What is needed:
Rewrite the lines of data below so that "Silk damping" becomes "damping tail", and keep every other character the same.

## Start Records to process

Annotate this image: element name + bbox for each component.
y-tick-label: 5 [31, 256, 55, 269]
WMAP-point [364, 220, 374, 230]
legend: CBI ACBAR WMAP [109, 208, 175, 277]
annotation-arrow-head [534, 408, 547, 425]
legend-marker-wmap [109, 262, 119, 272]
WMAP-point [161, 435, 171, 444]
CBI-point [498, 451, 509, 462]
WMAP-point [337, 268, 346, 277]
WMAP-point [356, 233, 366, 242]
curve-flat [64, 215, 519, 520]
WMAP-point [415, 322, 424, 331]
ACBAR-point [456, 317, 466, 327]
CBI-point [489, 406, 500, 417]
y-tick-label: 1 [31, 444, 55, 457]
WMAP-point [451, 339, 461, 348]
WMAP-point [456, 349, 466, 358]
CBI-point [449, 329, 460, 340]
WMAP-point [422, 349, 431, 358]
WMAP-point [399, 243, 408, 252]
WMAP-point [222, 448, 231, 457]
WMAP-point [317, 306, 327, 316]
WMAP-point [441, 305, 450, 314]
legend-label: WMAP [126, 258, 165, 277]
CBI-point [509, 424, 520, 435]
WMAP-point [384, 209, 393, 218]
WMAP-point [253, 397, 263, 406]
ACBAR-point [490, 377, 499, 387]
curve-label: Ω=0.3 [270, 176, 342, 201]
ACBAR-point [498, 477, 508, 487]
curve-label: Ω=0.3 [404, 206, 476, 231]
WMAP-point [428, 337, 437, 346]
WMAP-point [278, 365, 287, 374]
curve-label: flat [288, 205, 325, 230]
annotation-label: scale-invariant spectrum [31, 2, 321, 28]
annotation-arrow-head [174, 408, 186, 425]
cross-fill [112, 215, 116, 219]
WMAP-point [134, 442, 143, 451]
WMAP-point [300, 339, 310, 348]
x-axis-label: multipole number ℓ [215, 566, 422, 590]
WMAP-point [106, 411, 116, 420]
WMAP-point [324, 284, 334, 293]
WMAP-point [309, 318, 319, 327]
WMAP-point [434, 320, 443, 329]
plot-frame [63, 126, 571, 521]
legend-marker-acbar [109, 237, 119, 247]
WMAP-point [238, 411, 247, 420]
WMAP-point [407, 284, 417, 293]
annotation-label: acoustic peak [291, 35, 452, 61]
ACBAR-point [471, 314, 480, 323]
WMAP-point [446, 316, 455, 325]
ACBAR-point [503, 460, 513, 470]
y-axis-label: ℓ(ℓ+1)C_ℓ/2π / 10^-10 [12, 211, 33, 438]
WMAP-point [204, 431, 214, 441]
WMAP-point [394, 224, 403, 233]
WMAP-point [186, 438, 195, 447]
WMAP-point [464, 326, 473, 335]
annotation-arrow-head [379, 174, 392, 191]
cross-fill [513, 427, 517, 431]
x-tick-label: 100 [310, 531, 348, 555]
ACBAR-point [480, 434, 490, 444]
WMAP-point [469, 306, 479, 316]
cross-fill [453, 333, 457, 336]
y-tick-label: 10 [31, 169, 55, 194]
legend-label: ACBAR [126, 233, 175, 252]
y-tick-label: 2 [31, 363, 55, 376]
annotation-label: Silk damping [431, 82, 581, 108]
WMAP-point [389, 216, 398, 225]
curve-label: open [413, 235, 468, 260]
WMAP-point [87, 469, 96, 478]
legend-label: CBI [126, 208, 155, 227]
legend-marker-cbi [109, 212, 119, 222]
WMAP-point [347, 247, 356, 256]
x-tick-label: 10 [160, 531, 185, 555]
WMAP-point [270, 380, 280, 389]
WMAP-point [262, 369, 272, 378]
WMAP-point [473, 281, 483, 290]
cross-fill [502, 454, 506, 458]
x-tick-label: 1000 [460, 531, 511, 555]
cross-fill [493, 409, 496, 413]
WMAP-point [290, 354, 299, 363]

## End Records to process

Correct output:
Annotate this image: element name + bbox for each component.
y-tick-label: 5 [31, 256, 55, 269]
WMAP-point [364, 220, 374, 230]
legend: CBI ACBAR WMAP [109, 208, 175, 277]
annotation-arrow-head [534, 408, 547, 425]
legend-marker-wmap [109, 262, 119, 272]
WMAP-point [161, 435, 171, 444]
CBI-point [498, 451, 509, 462]
WMAP-point [337, 268, 346, 277]
WMAP-point [356, 233, 366, 242]
curve-flat [64, 215, 519, 520]
WMAP-point [415, 322, 424, 331]
ACBAR-point [456, 317, 466, 327]
CBI-point [489, 406, 500, 417]
y-tick-label: 1 [31, 444, 55, 457]
WMAP-point [451, 339, 461, 348]
WMAP-point [456, 349, 466, 358]
CBI-point [449, 329, 460, 340]
WMAP-point [422, 349, 431, 358]
WMAP-point [399, 243, 408, 252]
WMAP-point [222, 448, 231, 457]
WMAP-point [317, 306, 327, 316]
WMAP-point [441, 305, 450, 314]
legend-label: WMAP [126, 258, 165, 277]
CBI-point [509, 424, 520, 435]
WMAP-point [384, 209, 393, 218]
WMAP-point [253, 397, 263, 406]
ACBAR-point [490, 377, 499, 387]
curve-label: Ω=0.3 [270, 176, 342, 201]
ACBAR-point [498, 477, 508, 487]
curve-label: Ω=0.3 [404, 206, 476, 231]
WMAP-point [428, 337, 437, 346]
WMAP-point [278, 365, 287, 374]
curve-label: flat [288, 205, 325, 230]
annotation-label: scale-invariant spectrum [31, 2, 321, 28]
annotation-arrow-head [174, 408, 186, 425]
cross-fill [112, 215, 116, 219]
WMAP-point [134, 442, 143, 451]
WMAP-point [300, 339, 310, 348]
x-axis-label: multipole number ℓ [215, 566, 422, 590]
WMAP-point [106, 411, 116, 420]
WMAP-point [324, 284, 334, 293]
WMAP-point [309, 318, 319, 327]
WMAP-point [434, 320, 443, 329]
plot-frame [63, 126, 571, 521]
legend-marker-acbar [109, 237, 119, 247]
WMAP-point [238, 411, 247, 420]
WMAP-point [407, 284, 417, 293]
annotation-label: acoustic peak [291, 35, 452, 61]
ACBAR-point [471, 314, 480, 323]
WMAP-point [446, 316, 455, 325]
ACBAR-point [503, 460, 513, 470]
y-axis-label: ℓ(ℓ+1)C_ℓ/2π / 10^-10 [12, 211, 33, 438]
WMAP-point [204, 431, 214, 441]
WMAP-point [394, 224, 403, 233]
WMAP-point [186, 438, 195, 447]
WMAP-point [464, 326, 473, 335]
annotation-arrow-head [379, 174, 392, 191]
cross-fill [513, 427, 517, 431]
x-tick-label: 100 [310, 531, 348, 555]
ACBAR-point [480, 434, 490, 444]
WMAP-point [469, 306, 479, 316]
cross-fill [453, 333, 457, 336]
y-tick-label: 10 [31, 169, 55, 194]
legend-label: ACBAR [126, 233, 175, 252]
y-tick-label: 2 [31, 363, 55, 376]
annotation-label: damping tail [431, 82, 581, 108]
WMAP-point [389, 216, 398, 225]
curve-label: open [413, 235, 468, 260]
WMAP-point [87, 469, 96, 478]
legend-label: CBI [126, 208, 155, 227]
legend-marker-cbi [109, 212, 119, 222]
WMAP-point [347, 247, 356, 256]
x-tick-label: 10 [160, 531, 185, 555]
WMAP-point [270, 380, 280, 389]
WMAP-point [262, 369, 272, 378]
WMAP-point [473, 281, 483, 290]
cross-fill [502, 454, 506, 458]
x-tick-label: 1000 [460, 531, 511, 555]
cross-fill [493, 409, 496, 413]
WMAP-point [290, 354, 299, 363]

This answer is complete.